<<<<
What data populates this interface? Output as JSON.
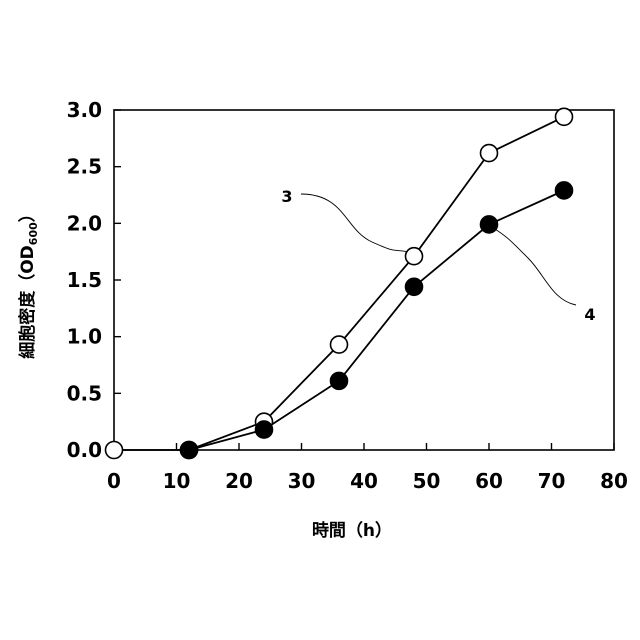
{
  "chart_data": {
    "type": "line",
    "xlabel": "時間（h）",
    "ylabel": "細胞密度（OD",
    "ylabel_sub": "600",
    "ylabel_close": "）",
    "xlim": [
      0,
      80
    ],
    "ylim": [
      0,
      3.0
    ],
    "x_ticks": [
      0,
      10,
      20,
      30,
      40,
      50,
      60,
      70,
      80
    ],
    "y_ticks": [
      0,
      0.5,
      1.0,
      1.5,
      2.0,
      2.5,
      3.0
    ],
    "x_tick_labels": [
      "0",
      "10",
      "20",
      "30",
      "40",
      "50",
      "60",
      "70",
      "80"
    ],
    "y_tick_labels": [
      "0.0",
      "0.5",
      "1.0",
      "1.5",
      "2.0",
      "2.5",
      "3.0"
    ],
    "grid": false,
    "legend": "none",
    "series": [
      {
        "name": "3",
        "marker": "open-circle",
        "x": [
          0,
          12,
          24,
          36,
          48,
          60,
          72
        ],
        "y": [
          0.0,
          0.0,
          0.25,
          0.93,
          1.71,
          2.62,
          2.94
        ]
      },
      {
        "name": "4",
        "marker": "filled-circle",
        "x": [
          12,
          24,
          36,
          48,
          60,
          72
        ],
        "y": [
          0.0,
          0.18,
          0.61,
          1.44,
          1.99,
          2.29
        ]
      }
    ],
    "annotations": [
      {
        "text": "3",
        "points_to": {
          "series": 0,
          "x": 48,
          "y": 1.71
        }
      },
      {
        "text": "4",
        "points_to": {
          "series": 1,
          "x": 60,
          "y": 1.99
        }
      }
    ]
  },
  "colors": {
    "ink": "#000000",
    "paper": "#ffffff"
  }
}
>>>>
Output every entry exactly as given; pictures are not part of the copy.

What data populates this interface? Output as JSON.
{
  "chart_data": {
    "type": "line",
    "xlabel": "時間（h）",
    "ylabel": "細胞密度（OD",
    "ylabel_sub": "600",
    "ylabel_close": "）",
    "xlim": [
      0,
      80
    ],
    "ylim": [
      0,
      3.0
    ],
    "x_ticks": [
      0,
      10,
      20,
      30,
      40,
      50,
      60,
      70,
      80
    ],
    "y_ticks": [
      0,
      0.5,
      1.0,
      1.5,
      2.0,
      2.5,
      3.0
    ],
    "x_tick_labels": [
      "0",
      "10",
      "20",
      "30",
      "40",
      "50",
      "60",
      "70",
      "80"
    ],
    "y_tick_labels": [
      "0.0",
      "0.5",
      "1.0",
      "1.5",
      "2.0",
      "2.5",
      "3.0"
    ],
    "grid": false,
    "legend": "none",
    "series": [
      {
        "name": "3",
        "marker": "open-circle",
        "x": [
          0,
          12,
          24,
          36,
          48,
          60,
          72
        ],
        "y": [
          0.0,
          0.0,
          0.25,
          0.93,
          1.71,
          2.62,
          2.94
        ]
      },
      {
        "name": "4",
        "marker": "filled-circle",
        "x": [
          12,
          24,
          36,
          48,
          60,
          72
        ],
        "y": [
          0.0,
          0.18,
          0.61,
          1.44,
          1.99,
          2.29
        ]
      }
    ],
    "annotations": [
      {
        "text": "3",
        "points_to": {
          "series": 0,
          "x": 48,
          "y": 1.71
        }
      },
      {
        "text": "4",
        "points_to": {
          "series": 1,
          "x": 60,
          "y": 1.99
        }
      }
    ]
  },
  "colors": {
    "ink": "#000000",
    "paper": "#ffffff"
  }
}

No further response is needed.